## CONSIGNE
Extrayez du texte, sans rien changer, le passage qui va de « Disparitions » jusqu'à « voiture n’a empruntée. » inclus.

## EXTRAIT DU TEXTE
==*==

Disparitions

Kasumi et Ishiyama sont amants. Pour pouvoir passer plus que quelques heures volées de temps à autre avec elle, Ishiyama achète une maison de campagne dans l’île d’Hokkaido, dont est originaire Kasumi. Il propose que leurs deux familles y partent pour les vacances. C’est chose facile : Ishiyama est, depuis des années, le meilleur client de la petite entreprise de graphisme du mari de Kasumi, et l’ami de celui-ci.

Mais les vacances tournent au drame lorsque, un matin, la fille aînée de Kasumi, âgée de 5 ans, disparaît. L’enquête piétine, faute d’indices : l’enfant n’est restée seule que quelques minutes, la résidence où se trouve la maison est très isolée, en haut d’une montagne à laquelle mène une seule route, qu’aucune voiture n’a empruntée.

==*==

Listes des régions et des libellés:
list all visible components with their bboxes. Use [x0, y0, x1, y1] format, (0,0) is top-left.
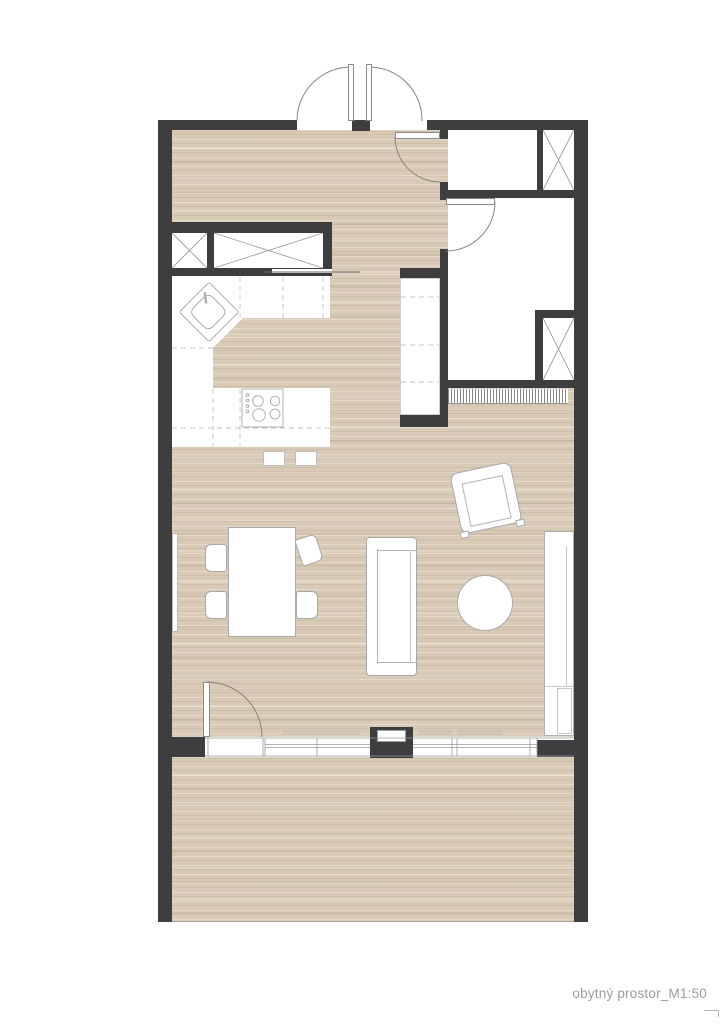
dining-chair-left-2	[205, 591, 227, 619]
entry-door-arc-right	[369, 67, 422, 121]
radiator-grille	[445, 388, 568, 404]
wardrobe-niche	[400, 278, 440, 415]
radiator	[172, 533, 178, 632]
armchair	[449, 461, 523, 535]
pillar-notch	[377, 730, 406, 742]
kitchen-counter-bottom	[172, 388, 330, 447]
sofa	[366, 537, 417, 676]
coffee-table	[457, 575, 513, 631]
entry-door-leaf-right	[366, 64, 372, 121]
entry-door-arc-left	[297, 67, 351, 121]
armchair-seat	[462, 475, 512, 527]
wall-shaft2-top	[535, 310, 574, 318]
wall-shaftband-divider	[207, 233, 214, 268]
sideboard-inner-box	[557, 688, 572, 734]
wall-top-right	[427, 120, 588, 130]
dining-chair-right-2	[296, 591, 318, 619]
wall-window-right-stub	[537, 740, 574, 757]
drawing-caption: obytný prostor_M1:50	[400, 986, 707, 1001]
sheet-corner-mark	[704, 1010, 719, 1017]
dining-chair-left-1	[205, 544, 227, 572]
wall-window-left-stub	[172, 737, 205, 757]
dining-table	[228, 527, 296, 637]
entry-door-leaf-left	[348, 64, 354, 121]
sofa-back-line	[377, 549, 378, 664]
wall-shaft2-left	[535, 310, 543, 388]
shaft-mid-right	[543, 318, 574, 380]
sideboard	[544, 531, 574, 736]
toilet-door-leaf	[395, 132, 440, 139]
wall-right	[574, 120, 588, 922]
toilet-room	[448, 130, 537, 190]
wall-bathroom-bottom	[443, 380, 574, 388]
wall-toilet-shaft-divider	[537, 130, 543, 198]
wall-wardrobe-bottom	[400, 415, 448, 427]
wall-entry-stub	[352, 120, 370, 131]
sideboard-line	[566, 546, 567, 686]
wall-wardrobe-top	[400, 268, 440, 278]
floor-plan: obytný prostor_M1:50	[0, 0, 724, 1024]
sofa-front-line	[410, 550, 411, 663]
pass-through-slit	[272, 269, 332, 273]
bar-stool-2	[295, 451, 317, 466]
shaft-entry	[172, 233, 207, 268]
wall-toilet-bottom	[443, 190, 574, 198]
wall-hall-main	[440, 249, 448, 427]
sideboard-divider	[545, 686, 573, 687]
wall-top-left	[158, 120, 297, 130]
bathroom-door-leaf	[446, 198, 495, 205]
bar-stool-1	[263, 451, 285, 466]
shaft-top-right	[543, 130, 574, 190]
balcony-door-leaf	[203, 682, 210, 737]
wall-hall-stub-a	[440, 130, 448, 139]
wall-shaftband-top	[158, 222, 332, 233]
duct-box	[214, 233, 323, 268]
wall-left	[158, 120, 172, 922]
terrace-floor	[172, 757, 574, 922]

==*==

## RÉPONSE
Disparitions

Kasumi et Ishiyama sont amants. Pour pouvoir passer plus que quelques heures volées de temps à autre avec elle, Ishiyama achète une maison de campagne dans l’île d’Hokkaido, dont est originaire Kasumi. Il propose que leurs deux familles y partent pour les vacances. C’est chose facile : Ishiyama est, depuis des années, le meilleur client de la petite entreprise de graphisme du mari de Kasumi, et l’ami de celui-ci.

Mais les vacances tournent au drame lorsque, un matin, la fille aînée de Kasumi, âgée de 5 ans, disparaît. L’enquête piétine, faute d’indices : l’enfant n’est restée seule que quelques minutes, la résidence où se trouve la maison est très isolée, en haut d’une montagne à laquelle mène une seule route, qu’aucune voiture n’a empruntée.